Filter the listing and keep only the lines with the word "result".
###
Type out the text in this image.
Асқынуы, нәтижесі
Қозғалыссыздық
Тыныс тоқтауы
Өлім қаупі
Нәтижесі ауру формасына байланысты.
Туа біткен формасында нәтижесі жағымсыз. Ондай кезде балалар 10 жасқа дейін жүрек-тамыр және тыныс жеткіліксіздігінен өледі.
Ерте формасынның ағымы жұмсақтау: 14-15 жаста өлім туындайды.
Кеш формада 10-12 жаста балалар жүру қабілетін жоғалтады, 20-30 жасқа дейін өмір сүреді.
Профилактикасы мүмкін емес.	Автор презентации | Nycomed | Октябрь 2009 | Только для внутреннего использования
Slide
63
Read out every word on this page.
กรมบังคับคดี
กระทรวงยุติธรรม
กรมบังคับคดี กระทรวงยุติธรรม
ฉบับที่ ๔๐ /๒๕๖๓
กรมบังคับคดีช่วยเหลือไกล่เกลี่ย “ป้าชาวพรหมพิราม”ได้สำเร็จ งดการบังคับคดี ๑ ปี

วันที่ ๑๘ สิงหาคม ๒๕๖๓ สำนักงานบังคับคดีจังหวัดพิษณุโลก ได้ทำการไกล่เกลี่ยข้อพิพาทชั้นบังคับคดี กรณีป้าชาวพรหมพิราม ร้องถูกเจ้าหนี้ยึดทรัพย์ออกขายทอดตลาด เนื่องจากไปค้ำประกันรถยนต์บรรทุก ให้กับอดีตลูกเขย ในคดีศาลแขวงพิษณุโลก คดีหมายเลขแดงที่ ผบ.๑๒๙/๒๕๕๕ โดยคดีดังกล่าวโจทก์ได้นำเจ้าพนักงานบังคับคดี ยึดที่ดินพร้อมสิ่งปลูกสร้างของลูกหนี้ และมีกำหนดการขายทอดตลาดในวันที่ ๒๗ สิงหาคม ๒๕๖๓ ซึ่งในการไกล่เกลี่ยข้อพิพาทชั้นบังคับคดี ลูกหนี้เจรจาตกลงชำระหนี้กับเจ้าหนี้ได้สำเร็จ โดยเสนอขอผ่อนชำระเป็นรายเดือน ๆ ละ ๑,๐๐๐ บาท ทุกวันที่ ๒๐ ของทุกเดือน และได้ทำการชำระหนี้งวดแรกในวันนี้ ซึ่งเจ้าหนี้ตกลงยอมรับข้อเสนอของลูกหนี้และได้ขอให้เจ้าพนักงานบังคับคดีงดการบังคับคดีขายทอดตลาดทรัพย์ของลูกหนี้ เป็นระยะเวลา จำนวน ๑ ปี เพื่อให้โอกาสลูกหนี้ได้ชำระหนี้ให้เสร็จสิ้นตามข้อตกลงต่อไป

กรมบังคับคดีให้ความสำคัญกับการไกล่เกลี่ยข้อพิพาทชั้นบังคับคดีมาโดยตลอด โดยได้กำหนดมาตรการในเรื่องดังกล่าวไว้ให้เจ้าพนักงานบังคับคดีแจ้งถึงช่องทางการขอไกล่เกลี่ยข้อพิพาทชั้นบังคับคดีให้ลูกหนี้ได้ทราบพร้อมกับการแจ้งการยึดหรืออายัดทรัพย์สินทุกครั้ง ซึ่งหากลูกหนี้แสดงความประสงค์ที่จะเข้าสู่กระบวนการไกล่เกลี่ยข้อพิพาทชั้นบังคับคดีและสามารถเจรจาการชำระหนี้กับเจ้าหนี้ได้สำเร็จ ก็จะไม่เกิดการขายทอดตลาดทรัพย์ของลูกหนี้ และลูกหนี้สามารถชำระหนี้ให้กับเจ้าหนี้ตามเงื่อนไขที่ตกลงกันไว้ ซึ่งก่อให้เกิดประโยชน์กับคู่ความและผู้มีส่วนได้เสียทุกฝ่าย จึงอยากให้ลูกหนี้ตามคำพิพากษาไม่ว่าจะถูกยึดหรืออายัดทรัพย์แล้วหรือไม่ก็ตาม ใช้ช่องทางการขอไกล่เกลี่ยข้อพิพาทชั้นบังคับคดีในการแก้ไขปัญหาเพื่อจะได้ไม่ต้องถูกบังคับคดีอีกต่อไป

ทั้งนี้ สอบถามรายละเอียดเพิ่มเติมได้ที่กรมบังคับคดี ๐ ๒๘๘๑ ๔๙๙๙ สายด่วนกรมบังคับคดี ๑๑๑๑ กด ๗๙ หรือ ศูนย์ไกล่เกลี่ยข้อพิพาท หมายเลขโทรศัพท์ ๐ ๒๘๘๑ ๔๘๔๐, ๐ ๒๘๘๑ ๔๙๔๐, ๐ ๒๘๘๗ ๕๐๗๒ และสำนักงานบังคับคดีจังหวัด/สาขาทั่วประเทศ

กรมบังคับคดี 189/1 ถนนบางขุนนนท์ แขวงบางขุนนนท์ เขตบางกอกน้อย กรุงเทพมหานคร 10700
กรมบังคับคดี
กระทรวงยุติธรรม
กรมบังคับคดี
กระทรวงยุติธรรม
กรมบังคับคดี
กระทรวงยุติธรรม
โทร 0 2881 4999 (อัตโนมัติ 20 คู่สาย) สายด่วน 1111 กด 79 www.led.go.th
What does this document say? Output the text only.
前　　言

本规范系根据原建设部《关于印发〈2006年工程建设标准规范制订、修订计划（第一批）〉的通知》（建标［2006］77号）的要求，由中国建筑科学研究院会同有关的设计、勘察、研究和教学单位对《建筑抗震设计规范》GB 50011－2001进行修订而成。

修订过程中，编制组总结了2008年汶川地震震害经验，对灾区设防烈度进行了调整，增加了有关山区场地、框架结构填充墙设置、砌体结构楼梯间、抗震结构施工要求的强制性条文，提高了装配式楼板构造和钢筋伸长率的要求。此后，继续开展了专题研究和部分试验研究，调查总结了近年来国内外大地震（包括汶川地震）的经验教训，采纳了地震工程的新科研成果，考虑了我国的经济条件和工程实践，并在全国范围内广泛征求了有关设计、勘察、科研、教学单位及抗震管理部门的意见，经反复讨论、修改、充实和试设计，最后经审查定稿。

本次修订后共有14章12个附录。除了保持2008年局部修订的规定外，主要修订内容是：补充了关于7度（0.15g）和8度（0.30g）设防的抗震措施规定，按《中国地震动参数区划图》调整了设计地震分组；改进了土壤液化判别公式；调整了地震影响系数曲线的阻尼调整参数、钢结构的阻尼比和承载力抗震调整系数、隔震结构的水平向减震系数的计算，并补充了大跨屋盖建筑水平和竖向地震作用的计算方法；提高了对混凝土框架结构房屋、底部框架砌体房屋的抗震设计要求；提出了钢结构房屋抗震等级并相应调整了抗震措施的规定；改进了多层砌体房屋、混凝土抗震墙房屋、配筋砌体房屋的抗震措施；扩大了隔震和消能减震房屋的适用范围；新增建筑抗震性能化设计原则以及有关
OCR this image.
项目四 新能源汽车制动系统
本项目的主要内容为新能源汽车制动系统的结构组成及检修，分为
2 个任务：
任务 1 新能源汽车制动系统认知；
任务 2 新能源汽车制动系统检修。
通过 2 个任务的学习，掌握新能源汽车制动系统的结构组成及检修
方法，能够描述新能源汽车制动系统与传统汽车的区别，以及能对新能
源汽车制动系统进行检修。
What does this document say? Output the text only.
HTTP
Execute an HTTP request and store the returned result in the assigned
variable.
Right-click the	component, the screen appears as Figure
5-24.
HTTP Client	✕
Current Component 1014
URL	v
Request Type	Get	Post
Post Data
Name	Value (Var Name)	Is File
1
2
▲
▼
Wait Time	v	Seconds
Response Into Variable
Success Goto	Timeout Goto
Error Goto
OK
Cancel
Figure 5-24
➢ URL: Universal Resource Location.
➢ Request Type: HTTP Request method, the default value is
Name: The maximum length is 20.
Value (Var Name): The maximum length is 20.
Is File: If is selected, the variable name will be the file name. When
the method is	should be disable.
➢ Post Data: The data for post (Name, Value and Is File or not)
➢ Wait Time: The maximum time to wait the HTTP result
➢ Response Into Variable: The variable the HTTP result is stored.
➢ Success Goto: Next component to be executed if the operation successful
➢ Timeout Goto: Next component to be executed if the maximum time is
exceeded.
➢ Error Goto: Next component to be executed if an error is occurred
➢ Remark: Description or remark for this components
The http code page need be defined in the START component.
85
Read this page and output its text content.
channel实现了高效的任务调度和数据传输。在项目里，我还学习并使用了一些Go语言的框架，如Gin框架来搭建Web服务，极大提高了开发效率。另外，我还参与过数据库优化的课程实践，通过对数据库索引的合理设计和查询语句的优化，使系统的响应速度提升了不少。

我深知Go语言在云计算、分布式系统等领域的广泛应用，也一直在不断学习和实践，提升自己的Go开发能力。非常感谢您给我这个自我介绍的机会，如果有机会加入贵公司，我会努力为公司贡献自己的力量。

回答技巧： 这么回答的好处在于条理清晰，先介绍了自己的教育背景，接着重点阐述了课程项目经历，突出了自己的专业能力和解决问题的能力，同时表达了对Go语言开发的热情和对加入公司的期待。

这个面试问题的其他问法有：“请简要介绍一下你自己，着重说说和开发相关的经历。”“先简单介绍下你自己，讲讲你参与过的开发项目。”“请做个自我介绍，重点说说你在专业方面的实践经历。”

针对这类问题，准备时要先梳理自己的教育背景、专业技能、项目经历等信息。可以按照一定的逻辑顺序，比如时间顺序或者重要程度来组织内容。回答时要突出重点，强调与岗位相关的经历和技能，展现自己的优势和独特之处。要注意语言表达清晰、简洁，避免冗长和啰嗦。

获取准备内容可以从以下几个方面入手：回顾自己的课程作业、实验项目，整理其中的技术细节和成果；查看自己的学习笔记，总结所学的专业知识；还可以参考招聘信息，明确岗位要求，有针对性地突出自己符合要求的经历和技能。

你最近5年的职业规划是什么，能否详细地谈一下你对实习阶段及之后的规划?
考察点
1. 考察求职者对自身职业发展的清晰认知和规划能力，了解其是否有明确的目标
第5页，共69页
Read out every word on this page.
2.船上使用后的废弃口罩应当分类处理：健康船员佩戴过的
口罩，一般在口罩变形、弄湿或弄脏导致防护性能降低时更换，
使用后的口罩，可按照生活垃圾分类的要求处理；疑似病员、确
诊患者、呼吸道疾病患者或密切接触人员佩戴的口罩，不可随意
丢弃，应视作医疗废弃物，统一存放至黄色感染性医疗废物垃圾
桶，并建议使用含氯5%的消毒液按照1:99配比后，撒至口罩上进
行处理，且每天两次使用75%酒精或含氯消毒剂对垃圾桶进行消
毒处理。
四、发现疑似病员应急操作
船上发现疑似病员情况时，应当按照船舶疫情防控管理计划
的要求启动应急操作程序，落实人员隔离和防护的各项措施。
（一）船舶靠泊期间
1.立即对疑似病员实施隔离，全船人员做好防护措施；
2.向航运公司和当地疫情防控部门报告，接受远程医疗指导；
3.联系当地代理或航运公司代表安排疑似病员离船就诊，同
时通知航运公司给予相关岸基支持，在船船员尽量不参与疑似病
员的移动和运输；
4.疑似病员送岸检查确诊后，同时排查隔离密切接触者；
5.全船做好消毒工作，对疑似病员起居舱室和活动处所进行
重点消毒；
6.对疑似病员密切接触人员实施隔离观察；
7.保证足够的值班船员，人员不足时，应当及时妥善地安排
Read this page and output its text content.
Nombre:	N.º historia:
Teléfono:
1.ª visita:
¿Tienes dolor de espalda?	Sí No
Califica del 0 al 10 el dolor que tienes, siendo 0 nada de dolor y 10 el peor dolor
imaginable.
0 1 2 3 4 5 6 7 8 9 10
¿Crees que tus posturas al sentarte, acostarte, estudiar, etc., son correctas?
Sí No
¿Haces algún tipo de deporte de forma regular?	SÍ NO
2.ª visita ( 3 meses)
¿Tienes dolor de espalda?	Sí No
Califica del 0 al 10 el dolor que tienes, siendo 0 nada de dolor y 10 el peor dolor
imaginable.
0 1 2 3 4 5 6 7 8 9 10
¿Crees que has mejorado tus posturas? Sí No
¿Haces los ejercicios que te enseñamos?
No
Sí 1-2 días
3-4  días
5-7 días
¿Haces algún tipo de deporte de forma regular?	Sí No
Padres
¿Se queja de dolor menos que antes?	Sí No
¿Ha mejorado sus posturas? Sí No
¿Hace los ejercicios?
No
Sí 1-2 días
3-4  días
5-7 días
###
[Solution to the problem]
Execute an HTTP request and store the returned result in the assigned
➢ Wait Time: The maximum time to wait the HTTP result
➢ Response Into Variable: The variable the HTTP result is stored.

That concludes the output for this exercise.